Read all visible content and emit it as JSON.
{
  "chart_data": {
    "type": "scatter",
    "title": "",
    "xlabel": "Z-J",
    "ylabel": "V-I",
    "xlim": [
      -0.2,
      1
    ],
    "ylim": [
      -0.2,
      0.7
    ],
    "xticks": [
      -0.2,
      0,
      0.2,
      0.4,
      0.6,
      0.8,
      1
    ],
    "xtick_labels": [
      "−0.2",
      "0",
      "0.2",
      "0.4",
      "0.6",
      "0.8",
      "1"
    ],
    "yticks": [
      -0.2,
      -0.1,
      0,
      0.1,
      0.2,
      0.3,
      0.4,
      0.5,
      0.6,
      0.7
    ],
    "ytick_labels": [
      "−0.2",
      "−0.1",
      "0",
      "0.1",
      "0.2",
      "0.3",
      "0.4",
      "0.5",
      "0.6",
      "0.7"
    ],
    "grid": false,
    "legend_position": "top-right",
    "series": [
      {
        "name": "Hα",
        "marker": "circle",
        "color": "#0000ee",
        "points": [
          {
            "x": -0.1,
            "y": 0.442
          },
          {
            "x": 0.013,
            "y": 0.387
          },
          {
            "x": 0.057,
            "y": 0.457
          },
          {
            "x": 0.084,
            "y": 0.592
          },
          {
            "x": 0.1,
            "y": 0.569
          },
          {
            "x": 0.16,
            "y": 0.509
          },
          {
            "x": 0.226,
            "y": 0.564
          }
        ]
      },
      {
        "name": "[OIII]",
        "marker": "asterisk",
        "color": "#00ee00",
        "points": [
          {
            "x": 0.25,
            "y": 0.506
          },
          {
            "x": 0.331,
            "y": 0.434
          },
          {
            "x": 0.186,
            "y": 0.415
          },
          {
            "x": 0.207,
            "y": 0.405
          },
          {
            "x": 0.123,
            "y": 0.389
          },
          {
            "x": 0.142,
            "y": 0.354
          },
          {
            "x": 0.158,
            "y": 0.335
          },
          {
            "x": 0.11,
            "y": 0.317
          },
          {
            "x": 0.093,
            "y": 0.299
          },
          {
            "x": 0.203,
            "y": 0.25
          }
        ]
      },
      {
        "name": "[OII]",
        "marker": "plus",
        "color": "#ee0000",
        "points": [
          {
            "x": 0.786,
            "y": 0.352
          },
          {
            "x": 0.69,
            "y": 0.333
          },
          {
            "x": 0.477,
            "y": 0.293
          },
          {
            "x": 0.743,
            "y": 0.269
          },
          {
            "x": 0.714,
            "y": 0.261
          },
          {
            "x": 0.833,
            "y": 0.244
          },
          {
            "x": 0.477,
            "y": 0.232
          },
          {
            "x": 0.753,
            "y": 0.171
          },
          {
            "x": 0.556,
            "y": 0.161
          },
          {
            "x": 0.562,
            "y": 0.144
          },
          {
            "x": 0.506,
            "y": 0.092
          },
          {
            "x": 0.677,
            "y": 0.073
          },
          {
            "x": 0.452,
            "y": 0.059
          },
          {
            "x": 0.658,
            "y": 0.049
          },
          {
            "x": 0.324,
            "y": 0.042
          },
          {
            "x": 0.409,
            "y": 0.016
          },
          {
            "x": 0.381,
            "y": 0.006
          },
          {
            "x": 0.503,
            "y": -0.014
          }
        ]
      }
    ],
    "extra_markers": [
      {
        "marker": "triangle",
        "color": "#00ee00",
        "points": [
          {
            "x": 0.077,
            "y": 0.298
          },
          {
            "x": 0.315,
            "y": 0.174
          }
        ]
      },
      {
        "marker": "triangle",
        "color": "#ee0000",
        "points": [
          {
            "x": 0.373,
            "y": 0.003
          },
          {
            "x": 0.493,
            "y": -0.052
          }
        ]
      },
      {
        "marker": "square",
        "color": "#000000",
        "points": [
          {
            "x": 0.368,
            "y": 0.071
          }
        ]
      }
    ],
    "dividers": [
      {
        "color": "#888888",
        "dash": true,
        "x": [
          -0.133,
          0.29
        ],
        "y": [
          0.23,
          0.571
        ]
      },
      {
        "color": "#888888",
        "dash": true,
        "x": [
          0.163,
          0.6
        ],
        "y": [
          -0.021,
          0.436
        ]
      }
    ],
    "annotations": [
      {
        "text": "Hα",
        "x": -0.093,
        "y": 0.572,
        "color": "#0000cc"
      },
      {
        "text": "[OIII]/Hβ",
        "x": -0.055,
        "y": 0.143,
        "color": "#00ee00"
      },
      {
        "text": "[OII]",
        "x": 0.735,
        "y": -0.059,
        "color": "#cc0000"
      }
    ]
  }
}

----

● **WHAT THE TASK REQUIRES**: Copy every record exactly as presented.

● **TASK SOLUTION**:
Read all visible content and emit it as JSON.
{
  "chart_data": {
    "type": "scatter",
    "title": "",
    "xlabel": "Z-J",
    "ylabel": "V-I",
    "xlim": [
      -0.2,
      1
    ],
    "ylim": [
      -0.2,
      0.7
    ],
    "xticks": [
      -0.2,
      0,
      0.2,
      0.4,
      0.6,
      0.8,
      1
    ],
    "xtick_labels": [
      "−0.2",
      "0",
      "0.2",
      "0.4",
      "0.6",
      "0.8",
      "1"
    ],
    "yticks": [
      -0.2,
      -0.1,
      0,
      0.1,
      0.2,
      0.3,
      0.4,
      0.5,
      0.6,
      0.7
    ],
    "ytick_labels": [
      "−0.2",
      "−0.1",
      "0",
      "0.1",
      "0.2",
      "0.3",
      "0.4",
      "0.5",
      "0.6",
      "0.7"
    ],
    "grid": false,
    "legend_position": "top-right",
    "series": [
      {
        "name": "Hα",
        "marker": "circle",
        "color": "#0000ee",
        "points": [
          {
            "x": -0.1,
            "y": 0.442
          },
          {
            "x": 0.013,
            "y": 0.387
          },
          {
            "x": 0.057,
            "y": 0.457
          },
          {
            "x": 0.084,
            "y": 0.592
          },
          {
            "x": 0.1,
            "y": 0.569
          },
          {
            "x": 0.16,
            "y": 0.509
          },
          {
            "x": 0.226,
            "y": 0.564
          }
        ]
      },
      {
        "name": "[OIII]",
        "marker": "asterisk",
        "color": "#00ee00",
        "points": [
          {
            "x": 0.25,
            "y": 0.506
          },
          {
            "x": 0.331,
            "y": 0.434
          },
          {
            "x": 0.186,
            "y": 0.415
          },
          {
            "x": 0.207,
            "y": 0.405
          },
          {
            "x": 0.123,
            "y": 0.389
          },
          {
            "x": 0.142,
            "y": 0.354
          },
          {
            "x": 0.158,
            "y": 0.335
          },
          {
            "x": 0.11,
            "y": 0.317
          },
          {
            "x": 0.093,
            "y": 0.299
          },
          {
            "x": 0.203,
            "y": 0.25
          }
        ]
      },
      {
        "name": "[OII]",
        "marker": "plus",
        "color": "#ee0000",
        "points": [
          {
            "x": 0.786,
            "y": 0.352
          },
          {
            "x": 0.69,
            "y": 0.333
          },
          {
            "x": 0.477,
            "y": 0.293
          },
          {
            "x": 0.743,
            "y": 0.269
          },
          {
            "x": 0.714,
            "y": 0.261
          },
          {
            "x": 0.833,
            "y": 0.244
          },
          {
            "x": 0.477,
            "y": 0.232
          },
          {
            "x": 0.753,
            "y": 0.171
          },
          {
            "x": 0.556,
            "y": 0.161
          },
          {
            "x": 0.562,
            "y": 0.144
          },
          {
            "x": 0.506,
            "y": 0.092
          },
          {
            "x": 0.677,
            "y": 0.073
          },
          {
            "x": 0.452,
            "y": 0.059
          },
          {
            "x": 0.658,
            "y": 0.049
          },
          {
            "x": 0.324,
            "y": 0.042
          },
          {
            "x": 0.409,
            "y": 0.016
          },
          {
            "x": 0.381,
            "y": 0.006
          },
          {
            "x": 0.503,
            "y": -0.014
          }
        ]
      }
    ],
    "extra_markers": [
      {
        "marker": "triangle",
        "color": "#00ee00",
        "points": [
          {
            "x": 0.077,
            "y": 0.298
          },
          {
            "x": 0.315,
            "y": 0.174
          }
        ]
      },
      {
        "marker": "triangle",
        "color": "#ee0000",
        "points": [
          {
            "x": 0.373,
            "y": 0.003
          },
          {
            "x": 0.493,
            "y": -0.052
          }
        ]
      },
      {
        "marker": "square",
        "color": "#000000",
        "points": [
          {
            "x": 0.368,
            "y": 0.071
          }
        ]
      }
    ],
    "dividers": [
      {
        "color": "#888888",
        "dash": true,
        "x": [
          -0.133,
          0.29
        ],
        "y": [
          0.23,
          0.571
        ]
      },
      {
        "color": "#888888",
        "dash": true,
        "x": [
          0.163,
          0.6
        ],
        "y": [
          -0.021,
          0.436
        ]
      }
    ],
    "annotations": [
      {
        "text": "Hα",
        "x": -0.093,
        "y": 0.572,
        "color": "#0000cc"
      },
      {
        "text": "[OIII]/Hβ",
        "x": -0.055,
        "y": 0.143,
        "color": "#00ee00"
      },
      {
        "text": "[OII]",
        "x": 0.735,
        "y": -0.059,
        "color": "#cc0000"
      }
    ]
  }
}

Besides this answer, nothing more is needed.